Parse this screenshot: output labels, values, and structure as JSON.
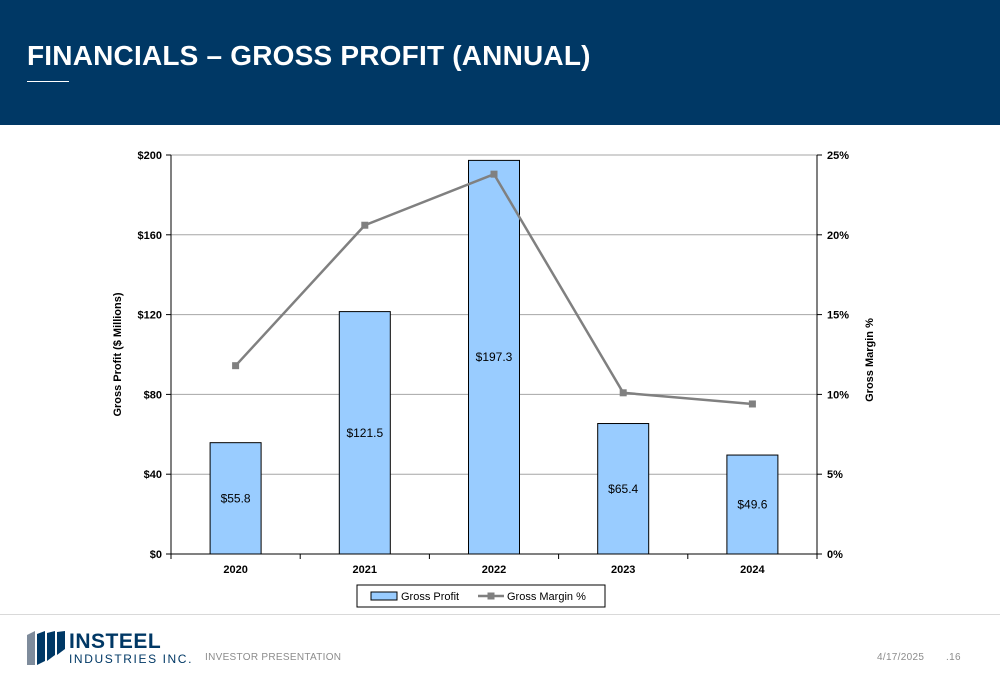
{
  "header": {
    "title": "FINANCIALS – GROSS PROFIT (ANNUAL)"
  },
  "chart_data": {
    "type": "bar",
    "title": "",
    "categories": [
      "2020",
      "2021",
      "2022",
      "2023",
      "2024"
    ],
    "series": [
      {
        "name": "Gross Profit",
        "type": "bar",
        "axis": "left",
        "values": [
          55.8,
          121.5,
          197.3,
          65.4,
          49.6
        ],
        "data_labels": [
          "$55.8",
          "$121.5",
          "$197.3",
          "$65.4",
          "$49.6"
        ],
        "color": "#99ccff"
      },
      {
        "name": "Gross Margin %",
        "type": "line",
        "axis": "right",
        "values": [
          11.8,
          20.6,
          23.8,
          10.1,
          9.4
        ],
        "color": "#808080"
      }
    ],
    "ylabel": "Gross Profit ($ Millions)",
    "ylim": [
      0,
      200
    ],
    "yticks": [
      0,
      40,
      80,
      120,
      160,
      200
    ],
    "ytick_labels": [
      "$0",
      "$40",
      "$80",
      "$120",
      "$160",
      "$200"
    ],
    "y2label": "Gross Margin %",
    "y2lim": [
      0,
      25
    ],
    "y2ticks": [
      0,
      5,
      10,
      15,
      20,
      25
    ],
    "y2tick_labels": [
      "0%",
      "5%",
      "10%",
      "15%",
      "20%",
      "25%"
    ],
    "grid": true,
    "legend": "bottom-center"
  },
  "footer": {
    "company_name": "INSTEEL",
    "company_sub": "INDUSTRIES INC.",
    "label": "INVESTOR PRESENTATION",
    "date": "4/17/2025",
    "page": ".16"
  },
  "colors": {
    "header_bg": "#003865",
    "logo_blue": "#003865",
    "logo_gray": "#7f8c9c",
    "bar_fill": "#99ccff",
    "line_color": "#808080"
  }
}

#### Do this
Repeat each record exactly, with the pictures left out.

#### Expected answer
Parse this screenshot: output labels, values, and structure as JSON.
{
  "header": {
    "title": "FINANCIALS – GROSS PROFIT (ANNUAL)"
  },
  "chart_data": {
    "type": "bar",
    "title": "",
    "categories": [
      "2020",
      "2021",
      "2022",
      "2023",
      "2024"
    ],
    "series": [
      {
        "name": "Gross Profit",
        "type": "bar",
        "axis": "left",
        "values": [
          55.8,
          121.5,
          197.3,
          65.4,
          49.6
        ],
        "data_labels": [
          "$55.8",
          "$121.5",
          "$197.3",
          "$65.4",
          "$49.6"
        ],
        "color": "#99ccff"
      },
      {
        "name": "Gross Margin %",
        "type": "line",
        "axis": "right",
        "values": [
          11.8,
          20.6,
          23.8,
          10.1,
          9.4
        ],
        "color": "#808080"
      }
    ],
    "ylabel": "Gross Profit ($ Millions)",
    "ylim": [
      0,
      200
    ],
    "yticks": [
      0,
      40,
      80,
      120,
      160,
      200
    ],
    "ytick_labels": [
      "$0",
      "$40",
      "$80",
      "$120",
      "$160",
      "$200"
    ],
    "y2label": "Gross Margin %",
    "y2lim": [
      0,
      25
    ],
    "y2ticks": [
      0,
      5,
      10,
      15,
      20,
      25
    ],
    "y2tick_labels": [
      "0%",
      "5%",
      "10%",
      "15%",
      "20%",
      "25%"
    ],
    "grid": true,
    "legend": "bottom-center"
  },
  "footer": {
    "company_name": "INSTEEL",
    "company_sub": "INDUSTRIES INC.",
    "label": "INVESTOR PRESENTATION",
    "date": "4/17/2025",
    "page": ".16"
  },
  "colors": {
    "header_bg": "#003865",
    "logo_blue": "#003865",
    "logo_gray": "#7f8c9c",
    "bar_fill": "#99ccff",
    "line_color": "#808080"
  }
}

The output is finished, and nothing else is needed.